▸ **Task instructions**: Omit all pictures, then retype the data exactly as given.
═══ Data lines
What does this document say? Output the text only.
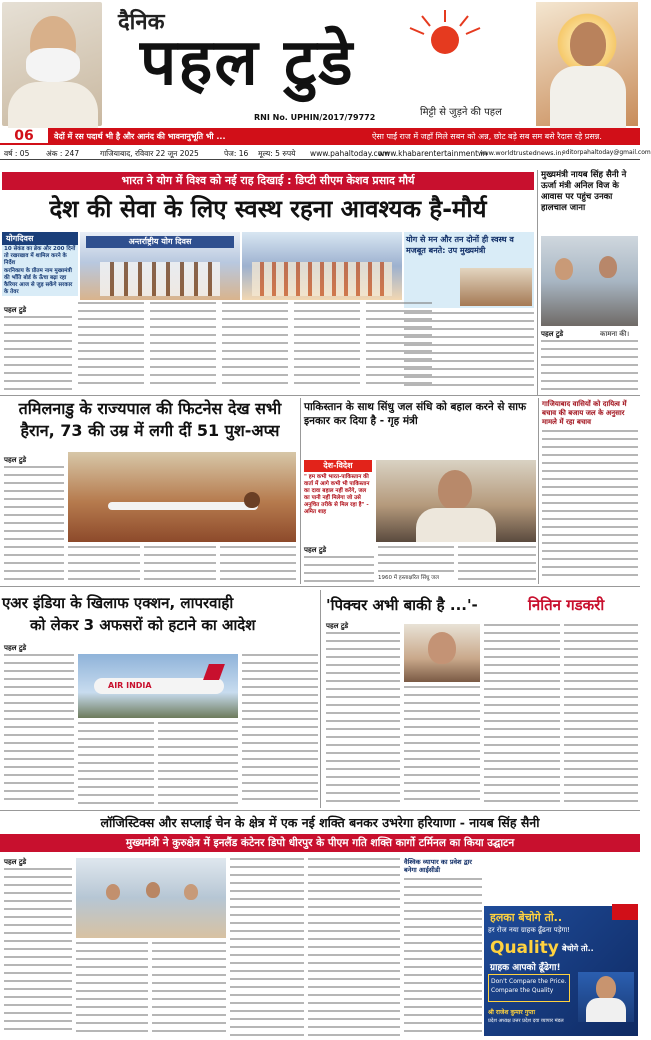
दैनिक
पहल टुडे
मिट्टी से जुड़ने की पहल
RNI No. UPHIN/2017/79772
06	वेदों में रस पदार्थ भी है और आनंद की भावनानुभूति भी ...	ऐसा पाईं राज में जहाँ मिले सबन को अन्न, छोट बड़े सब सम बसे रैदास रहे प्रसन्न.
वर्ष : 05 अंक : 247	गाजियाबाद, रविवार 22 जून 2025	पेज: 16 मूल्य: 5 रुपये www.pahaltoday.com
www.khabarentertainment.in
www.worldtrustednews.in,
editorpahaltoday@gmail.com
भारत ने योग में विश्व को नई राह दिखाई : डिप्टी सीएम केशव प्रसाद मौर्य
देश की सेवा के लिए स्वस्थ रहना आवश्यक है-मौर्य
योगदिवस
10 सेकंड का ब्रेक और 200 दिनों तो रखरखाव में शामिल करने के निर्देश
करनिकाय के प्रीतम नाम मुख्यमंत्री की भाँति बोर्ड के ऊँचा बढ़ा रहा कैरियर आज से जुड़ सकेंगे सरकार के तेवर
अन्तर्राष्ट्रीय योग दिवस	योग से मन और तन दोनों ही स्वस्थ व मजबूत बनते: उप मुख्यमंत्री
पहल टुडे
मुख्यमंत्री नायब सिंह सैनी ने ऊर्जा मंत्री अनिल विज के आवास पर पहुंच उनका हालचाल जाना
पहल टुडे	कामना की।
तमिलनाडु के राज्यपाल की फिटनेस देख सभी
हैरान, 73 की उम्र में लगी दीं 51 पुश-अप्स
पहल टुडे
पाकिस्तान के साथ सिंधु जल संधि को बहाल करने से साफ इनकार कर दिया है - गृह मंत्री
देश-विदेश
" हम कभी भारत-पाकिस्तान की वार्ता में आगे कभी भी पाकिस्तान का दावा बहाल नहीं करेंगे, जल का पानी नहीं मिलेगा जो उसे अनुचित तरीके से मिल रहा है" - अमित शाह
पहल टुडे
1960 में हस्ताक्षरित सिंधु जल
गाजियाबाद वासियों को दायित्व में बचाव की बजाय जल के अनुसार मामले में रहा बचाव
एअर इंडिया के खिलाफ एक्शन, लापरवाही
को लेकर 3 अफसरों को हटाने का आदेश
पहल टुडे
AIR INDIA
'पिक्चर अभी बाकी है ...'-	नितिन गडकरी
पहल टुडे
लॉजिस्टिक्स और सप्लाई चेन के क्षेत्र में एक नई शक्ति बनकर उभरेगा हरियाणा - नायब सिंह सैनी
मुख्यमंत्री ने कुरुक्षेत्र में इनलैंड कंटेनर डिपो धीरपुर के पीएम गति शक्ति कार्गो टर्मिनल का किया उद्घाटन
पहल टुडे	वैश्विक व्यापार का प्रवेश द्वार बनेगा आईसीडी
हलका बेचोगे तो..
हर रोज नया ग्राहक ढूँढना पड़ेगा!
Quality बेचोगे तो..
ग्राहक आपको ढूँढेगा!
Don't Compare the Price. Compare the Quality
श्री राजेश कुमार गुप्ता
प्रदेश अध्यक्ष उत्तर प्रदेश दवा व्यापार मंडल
══════
▸ **Result**:
What does this document say? Output the text only.
दैनिक
पहल टुडे
मिट्टी से जुड़ने की पहल
RNI No. UPHIN/2017/79772
06	वेदों में रस पदार्थ भी है और आनंद की भावनानुभूति भी ...	ऐसा पाईं राज में जहाँ मिले सबन को अन्न, छोट बड़े सब सम बसे रैदास रहे प्रसन्न.
वर्ष : 05 अंक : 247	गाजियाबाद, रविवार 22 जून 2025	पेज: 16 मूल्य: 5 रुपये www.pahaltoday.com
www.khabarentertainment.in
www.worldtrustednews.in,
editorpahaltoday@gmail.com
भारत ने योग में विश्व को नई राह दिखाई : डिप्टी सीएम केशव प्रसाद मौर्य
देश की सेवा के लिए स्वस्थ रहना आवश्यक है-मौर्य
योगदिवस
10 सेकंड का ब्रेक और 200 दिनों तो रखरखाव में शामिल करने के निर्देश
करनिकाय के प्रीतम नाम मुख्यमंत्री की भाँति बोर्ड के ऊँचा बढ़ा रहा कैरियर आज से जुड़ सकेंगे सरकार के तेवर
अन्तर्राष्ट्रीय योग दिवस	योग से मन और तन दोनों ही स्वस्थ व मजबूत बनते: उप मुख्यमंत्री
पहल टुडे
मुख्यमंत्री नायब सिंह सैनी ने ऊर्जा मंत्री अनिल विज के आवास पर पहुंच उनका हालचाल जाना
पहल टुडे	कामना की।
तमिलनाडु के राज्यपाल की फिटनेस देख सभी
हैरान, 73 की उम्र में लगी दीं 51 पुश-अप्स
पहल टुडे
पाकिस्तान के साथ सिंधु जल संधि को बहाल करने से साफ इनकार कर दिया है - गृह मंत्री
देश-विदेश
" हम कभी भारत-पाकिस्तान की वार्ता में आगे कभी भी पाकिस्तान का दावा बहाल नहीं करेंगे, जल का पानी नहीं मिलेगा जो उसे अनुचित तरीके से मिल रहा है" - अमित शाह
पहल टुडे
1960 में हस्ताक्षरित सिंधु जल
गाजियाबाद वासियों को दायित्व में बचाव की बजाय जल के अनुसार मामले में रहा बचाव
एअर इंडिया के खिलाफ एक्शन, लापरवाही
को लेकर 3 अफसरों को हटाने का आदेश
पहल टुडे
AIR INDIA
'पिक्चर अभी बाकी है ...'-	नितिन गडकरी
पहल टुडे
लॉजिस्टिक्स और सप्लाई चेन के क्षेत्र में एक नई शक्ति बनकर उभरेगा हरियाणा - नायब सिंह सैनी
मुख्यमंत्री ने कुरुक्षेत्र में इनलैंड कंटेनर डिपो धीरपुर के पीएम गति शक्ति कार्गो टर्मिनल का किया उद्घाटन
पहल टुडे	वैश्विक व्यापार का प्रवेश द्वार बनेगा आईसीडी
हलका बेचोगे तो..
हर रोज नया ग्राहक ढूँढना पड़ेगा!
Quality बेचोगे तो..
ग्राहक आपको ढूँढेगा!
Don't Compare the Price. Compare the Quality
श्री राजेश कुमार गुप्ता
प्रदेश अध्यक्ष उत्तर प्रदेश दवा व्यापार मंडल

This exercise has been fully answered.